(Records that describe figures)
***

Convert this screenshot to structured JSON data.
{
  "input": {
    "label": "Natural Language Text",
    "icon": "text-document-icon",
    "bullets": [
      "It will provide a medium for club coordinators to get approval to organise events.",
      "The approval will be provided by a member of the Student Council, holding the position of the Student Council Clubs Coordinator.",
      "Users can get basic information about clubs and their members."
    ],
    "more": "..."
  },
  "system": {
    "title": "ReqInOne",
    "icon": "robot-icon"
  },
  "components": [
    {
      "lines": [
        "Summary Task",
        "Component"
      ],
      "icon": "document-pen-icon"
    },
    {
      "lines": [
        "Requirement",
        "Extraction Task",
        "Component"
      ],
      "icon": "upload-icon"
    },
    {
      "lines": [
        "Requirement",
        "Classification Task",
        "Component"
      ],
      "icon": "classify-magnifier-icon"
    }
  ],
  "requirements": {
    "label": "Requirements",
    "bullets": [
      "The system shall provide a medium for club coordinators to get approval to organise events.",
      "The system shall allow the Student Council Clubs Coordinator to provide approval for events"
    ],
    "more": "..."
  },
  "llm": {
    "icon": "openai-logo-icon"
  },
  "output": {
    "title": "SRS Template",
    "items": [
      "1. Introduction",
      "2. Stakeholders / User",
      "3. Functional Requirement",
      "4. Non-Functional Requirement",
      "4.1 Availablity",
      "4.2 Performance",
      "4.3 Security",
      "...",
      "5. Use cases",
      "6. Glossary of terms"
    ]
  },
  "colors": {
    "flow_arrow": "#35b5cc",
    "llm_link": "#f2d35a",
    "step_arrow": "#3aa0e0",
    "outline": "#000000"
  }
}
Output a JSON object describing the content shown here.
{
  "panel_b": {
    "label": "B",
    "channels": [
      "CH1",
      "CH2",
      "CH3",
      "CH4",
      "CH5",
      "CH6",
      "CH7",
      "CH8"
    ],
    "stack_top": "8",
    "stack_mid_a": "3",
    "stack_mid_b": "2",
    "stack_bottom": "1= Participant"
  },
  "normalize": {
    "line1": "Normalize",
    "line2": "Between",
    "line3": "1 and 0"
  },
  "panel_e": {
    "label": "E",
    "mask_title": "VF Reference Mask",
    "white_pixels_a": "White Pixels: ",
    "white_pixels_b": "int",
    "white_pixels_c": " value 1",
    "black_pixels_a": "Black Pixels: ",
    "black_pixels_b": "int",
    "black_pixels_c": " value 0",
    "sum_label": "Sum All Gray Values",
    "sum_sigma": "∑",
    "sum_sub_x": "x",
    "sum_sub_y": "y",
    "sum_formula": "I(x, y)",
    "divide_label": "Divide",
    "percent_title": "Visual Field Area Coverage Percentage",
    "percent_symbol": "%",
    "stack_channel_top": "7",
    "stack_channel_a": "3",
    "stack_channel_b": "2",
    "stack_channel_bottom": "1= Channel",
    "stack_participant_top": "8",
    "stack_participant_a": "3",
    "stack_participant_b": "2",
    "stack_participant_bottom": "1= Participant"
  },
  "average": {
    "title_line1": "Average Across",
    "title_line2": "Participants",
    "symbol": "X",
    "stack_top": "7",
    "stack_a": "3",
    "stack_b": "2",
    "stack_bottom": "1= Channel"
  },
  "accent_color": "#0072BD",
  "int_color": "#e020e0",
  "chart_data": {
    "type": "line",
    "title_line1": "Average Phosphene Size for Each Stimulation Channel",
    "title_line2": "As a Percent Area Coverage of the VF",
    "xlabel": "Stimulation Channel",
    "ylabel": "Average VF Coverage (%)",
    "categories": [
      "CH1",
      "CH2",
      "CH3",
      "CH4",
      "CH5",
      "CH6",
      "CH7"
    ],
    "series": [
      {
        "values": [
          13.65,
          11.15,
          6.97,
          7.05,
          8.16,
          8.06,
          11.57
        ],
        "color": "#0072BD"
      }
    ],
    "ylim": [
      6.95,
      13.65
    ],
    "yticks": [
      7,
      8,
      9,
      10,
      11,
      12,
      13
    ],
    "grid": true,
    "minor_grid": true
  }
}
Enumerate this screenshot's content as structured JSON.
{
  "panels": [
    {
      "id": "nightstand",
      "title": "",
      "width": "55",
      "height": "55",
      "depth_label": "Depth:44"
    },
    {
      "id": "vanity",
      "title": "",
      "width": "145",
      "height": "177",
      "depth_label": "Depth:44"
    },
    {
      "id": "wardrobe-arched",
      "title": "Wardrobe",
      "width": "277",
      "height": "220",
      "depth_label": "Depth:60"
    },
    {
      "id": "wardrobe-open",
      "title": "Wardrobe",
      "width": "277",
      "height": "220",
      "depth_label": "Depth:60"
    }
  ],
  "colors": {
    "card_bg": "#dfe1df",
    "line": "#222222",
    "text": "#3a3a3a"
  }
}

***

Problem description
Write out every entry word for word.

Written solution
Convert this screenshot to structured JSON data.
{
  "input": {
    "label": "Natural Language Text",
    "icon": "text-document-icon",
    "bullets": [
      "It will provide a medium for club coordinators to get approval to organise events.",
      "The approval will be provided by a member of the Student Council, holding the position of the Student Council Clubs Coordinator.",
      "Users can get basic information about clubs and their members."
    ],
    "more": "..."
  },
  "system": {
    "title": "ReqInOne",
    "icon": "robot-icon"
  },
  "components": [
    {
      "lines": [
        "Summary Task",
        "Component"
      ],
      "icon": "document-pen-icon"
    },
    {
      "lines": [
        "Requirement",
        "Extraction Task",
        "Component"
      ],
      "icon": "upload-icon"
    },
    {
      "lines": [
        "Requirement",
        "Classification Task",
        "Component"
      ],
      "icon": "classify-magnifier-icon"
    }
  ],
  "requirements": {
    "label": "Requirements",
    "bullets": [
      "The system shall provide a medium for club coordinators to get approval to organise events.",
      "The system shall allow the Student Council Clubs Coordinator to provide approval for events"
    ],
    "more": "..."
  },
  "llm": {
    "icon": "openai-logo-icon"
  },
  "output": {
    "title": "SRS Template",
    "items": [
      "1. Introduction",
      "2. Stakeholders / User",
      "3. Functional Requirement",
      "4. Non-Functional Requirement",
      "4.1 Availablity",
      "4.2 Performance",
      "4.3 Security",
      "...",
      "5. Use cases",
      "6. Glossary of terms"
    ]
  },
  "colors": {
    "flow_arrow": "#35b5cc",
    "llm_link": "#f2d35a",
    "step_arrow": "#3aa0e0",
    "outline": "#000000"
  }
}
Output a JSON object describing the content shown here.
{
  "panel_b": {
    "label": "B",
    "channels": [
      "CH1",
      "CH2",
      "CH3",
      "CH4",
      "CH5",
      "CH6",
      "CH7",
      "CH8"
    ],
    "stack_top": "8",
    "stack_mid_a": "3",
    "stack_mid_b": "2",
    "stack_bottom": "1= Participant"
  },
  "normalize": {
    "line1": "Normalize",
    "line2": "Between",
    "line3": "1 and 0"
  },
  "panel_e": {
    "label": "E",
    "mask_title": "VF Reference Mask",
    "white_pixels_a": "White Pixels: ",
    "white_pixels_b": "int",
    "white_pixels_c": " value 1",
    "black_pixels_a": "Black Pixels: ",
    "black_pixels_b": "int",
    "black_pixels_c": " value 0",
    "sum_label": "Sum All Gray Values",
    "sum_sigma": "∑",
    "sum_sub_x": "x",
    "sum_sub_y": "y",
    "sum_formula": "I(x, y)",
    "divide_label": "Divide",
    "percent_title": "Visual Field Area Coverage Percentage",
    "percent_symbol": "%",
    "stack_channel_top": "7",
    "stack_channel_a": "3",
    "stack_channel_b": "2",
    "stack_channel_bottom": "1= Channel",
    "stack_participant_top": "8",
    "stack_participant_a": "3",
    "stack_participant_b": "2",
    "stack_participant_bottom": "1= Participant"
  },
  "average": {
    "title_line1": "Average Across",
    "title_line2": "Participants",
    "symbol": "X",
    "stack_top": "7",
    "stack_a": "3",
    "stack_b": "2",
    "stack_bottom": "1= Channel"
  },
  "accent_color": "#0072BD",
  "int_color": "#e020e0",
  "chart_data": {
    "type": "line",
    "title_line1": "Average Phosphene Size for Each Stimulation Channel",
    "title_line2": "As a Percent Area Coverage of the VF",
    "xlabel": "Stimulation Channel",
    "ylabel": "Average VF Coverage (%)",
    "categories": [
      "CH1",
      "CH2",
      "CH3",
      "CH4",
      "CH5",
      "CH6",
      "CH7"
    ],
    "series": [
      {
        "values": [
          13.65,
          11.15,
          6.97,
          7.05,
          8.16,
          8.06,
          11.57
        ],
        "color": "#0072BD"
      }
    ],
    "ylim": [
      6.95,
      13.65
    ],
    "yticks": [
      7,
      8,
      9,
      10,
      11,
      12,
      13
    ],
    "grid": true,
    "minor_grid": true
  }
}
Enumerate this screenshot's content as structured JSON.
{
  "panels": [
    {
      "id": "nightstand",
      "title": "",
      "width": "55",
      "height": "55",
      "depth_label": "Depth:44"
    },
    {
      "id": "vanity",
      "title": "",
      "width": "145",
      "height": "177",
      "depth_label": "Depth:44"
    },
    {
      "id": "wardrobe-arched",
      "title": "Wardrobe",
      "width": "277",
      "height": "220",
      "depth_label": "Depth:60"
    },
    {
      "id": "wardrobe-open",
      "title": "Wardrobe",
      "width": "277",
      "height": "220",
      "depth_label": "Depth:60"
    }
  ],
  "colors": {
    "card_bg": "#dfe1df",
    "line": "#222222",
    "text": "#3a3a3a"
  }
}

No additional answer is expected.